*Dataset records*.
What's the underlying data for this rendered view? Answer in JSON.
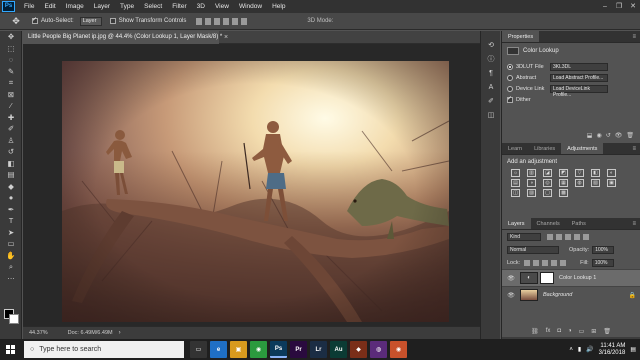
{
  "menubar": {
    "logo": "Ps",
    "items": [
      "File",
      "Edit",
      "Image",
      "Layer",
      "Type",
      "Select",
      "Filter",
      "3D",
      "View",
      "Window",
      "Help"
    ]
  },
  "options": {
    "auto_select_label": "Auto-Select:",
    "auto_select_value": "Layer",
    "transform_label": "Show Transform Controls",
    "mode_3d_label": "3D Mode:"
  },
  "document": {
    "tab_title": "Little People Big Planet ip.jpg @ 44.4% (Color Lookup 1, Layer Mask/8) *",
    "close_glyph": "×"
  },
  "status": {
    "zoom": "44.37%",
    "doc_info": "Doc: 6.49M/6.49M",
    "arrow": "›"
  },
  "properties": {
    "tabs": [
      "Properties"
    ],
    "title": "Color Lookup",
    "rows": [
      {
        "label": "3DLUT File",
        "value": "3KL3DL",
        "selected": true
      },
      {
        "label": "Abstract",
        "value": "Load Abstract Profile...",
        "selected": false
      },
      {
        "label": "Device Link",
        "value": "Load DeviceLink Profile...",
        "selected": false
      }
    ],
    "dither_label": "Dither"
  },
  "adjustments": {
    "tabs": [
      "Learn",
      "Libraries",
      "Adjustments"
    ],
    "active_tab": "Adjustments",
    "title": "Add an adjustment",
    "icons": [
      "☼",
      "▥",
      "◪",
      "◩",
      "▽",
      "◧",
      "◐",
      "▤",
      "◑",
      "◎",
      "▦",
      "◍",
      "▧",
      "▣",
      "◫",
      "▨",
      "▢",
      "▩"
    ]
  },
  "layers": {
    "tabs": [
      "Layers",
      "Channels",
      "Paths"
    ],
    "kind_label": "Kind",
    "blend_mode": "Normal",
    "opacity_label": "Opacity:",
    "opacity_value": "100%",
    "lock_label": "Lock:",
    "fill_label": "Fill:",
    "fill_value": "100%",
    "items": [
      {
        "name": "Color Lookup 1",
        "selected": true
      },
      {
        "name": "Background",
        "selected": false
      }
    ]
  },
  "taskbar": {
    "search_placeholder": "Type here to search",
    "time": "11:41 AM",
    "date": "3/16/2018",
    "apps": [
      {
        "label": "▭",
        "color": "#333333"
      },
      {
        "label": "e",
        "color": "#1f6fc5"
      },
      {
        "label": "▣",
        "color": "#d89a1e"
      },
      {
        "label": "◉",
        "color": "#2b9a3e"
      },
      {
        "label": "Ps",
        "color": "#0b3a5b"
      },
      {
        "label": "Pr",
        "color": "#2a0a3e"
      },
      {
        "label": "Lr",
        "color": "#1b2d44"
      },
      {
        "label": "Au",
        "color": "#0b3b34"
      },
      {
        "label": "◆",
        "color": "#7a2e18"
      },
      {
        "label": "◍",
        "color": "#5b2b7a"
      },
      {
        "label": "◉",
        "color": "#c8512b"
      }
    ]
  },
  "colors": {
    "accent": "#31a8ff",
    "panel_bg": "#535353",
    "chrome_dark": "#323232"
  }
}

*Directions*.
Copy the material exactly. Do not include the pictures.

*Solution to this exercise*.
What's the underlying data for this rendered view? Answer in JSON.
{
  "menubar": {
    "logo": "Ps",
    "items": [
      "File",
      "Edit",
      "Image",
      "Layer",
      "Type",
      "Select",
      "Filter",
      "3D",
      "View",
      "Window",
      "Help"
    ]
  },
  "options": {
    "auto_select_label": "Auto-Select:",
    "auto_select_value": "Layer",
    "transform_label": "Show Transform Controls",
    "mode_3d_label": "3D Mode:"
  },
  "document": {
    "tab_title": "Little People Big Planet ip.jpg @ 44.4% (Color Lookup 1, Layer Mask/8) *",
    "close_glyph": "×"
  },
  "status": {
    "zoom": "44.37%",
    "doc_info": "Doc: 6.49M/6.49M",
    "arrow": "›"
  },
  "properties": {
    "tabs": [
      "Properties"
    ],
    "title": "Color Lookup",
    "rows": [
      {
        "label": "3DLUT File",
        "value": "3KL3DL",
        "selected": true
      },
      {
        "label": "Abstract",
        "value": "Load Abstract Profile...",
        "selected": false
      },
      {
        "label": "Device Link",
        "value": "Load DeviceLink Profile...",
        "selected": false
      }
    ],
    "dither_label": "Dither"
  },
  "adjustments": {
    "tabs": [
      "Learn",
      "Libraries",
      "Adjustments"
    ],
    "active_tab": "Adjustments",
    "title": "Add an adjustment",
    "icons": [
      "☼",
      "▥",
      "◪",
      "◩",
      "▽",
      "◧",
      "◐",
      "▤",
      "◑",
      "◎",
      "▦",
      "◍",
      "▧",
      "▣",
      "◫",
      "▨",
      "▢",
      "▩"
    ]
  },
  "layers": {
    "tabs": [
      "Layers",
      "Channels",
      "Paths"
    ],
    "kind_label": "Kind",
    "blend_mode": "Normal",
    "opacity_label": "Opacity:",
    "opacity_value": "100%",
    "lock_label": "Lock:",
    "fill_label": "Fill:",
    "fill_value": "100%",
    "items": [
      {
        "name": "Color Lookup 1",
        "selected": true
      },
      {
        "name": "Background",
        "selected": false
      }
    ]
  },
  "taskbar": {
    "search_placeholder": "Type here to search",
    "time": "11:41 AM",
    "date": "3/16/2018",
    "apps": [
      {
        "label": "▭",
        "color": "#333333"
      },
      {
        "label": "e",
        "color": "#1f6fc5"
      },
      {
        "label": "▣",
        "color": "#d89a1e"
      },
      {
        "label": "◉",
        "color": "#2b9a3e"
      },
      {
        "label": "Ps",
        "color": "#0b3a5b"
      },
      {
        "label": "Pr",
        "color": "#2a0a3e"
      },
      {
        "label": "Lr",
        "color": "#1b2d44"
      },
      {
        "label": "Au",
        "color": "#0b3b34"
      },
      {
        "label": "◆",
        "color": "#7a2e18"
      },
      {
        "label": "◍",
        "color": "#5b2b7a"
      },
      {
        "label": "◉",
        "color": "#c8512b"
      }
    ]
  },
  "colors": {
    "accent": "#31a8ff",
    "panel_bg": "#535353",
    "chrome_dark": "#323232"
  }
}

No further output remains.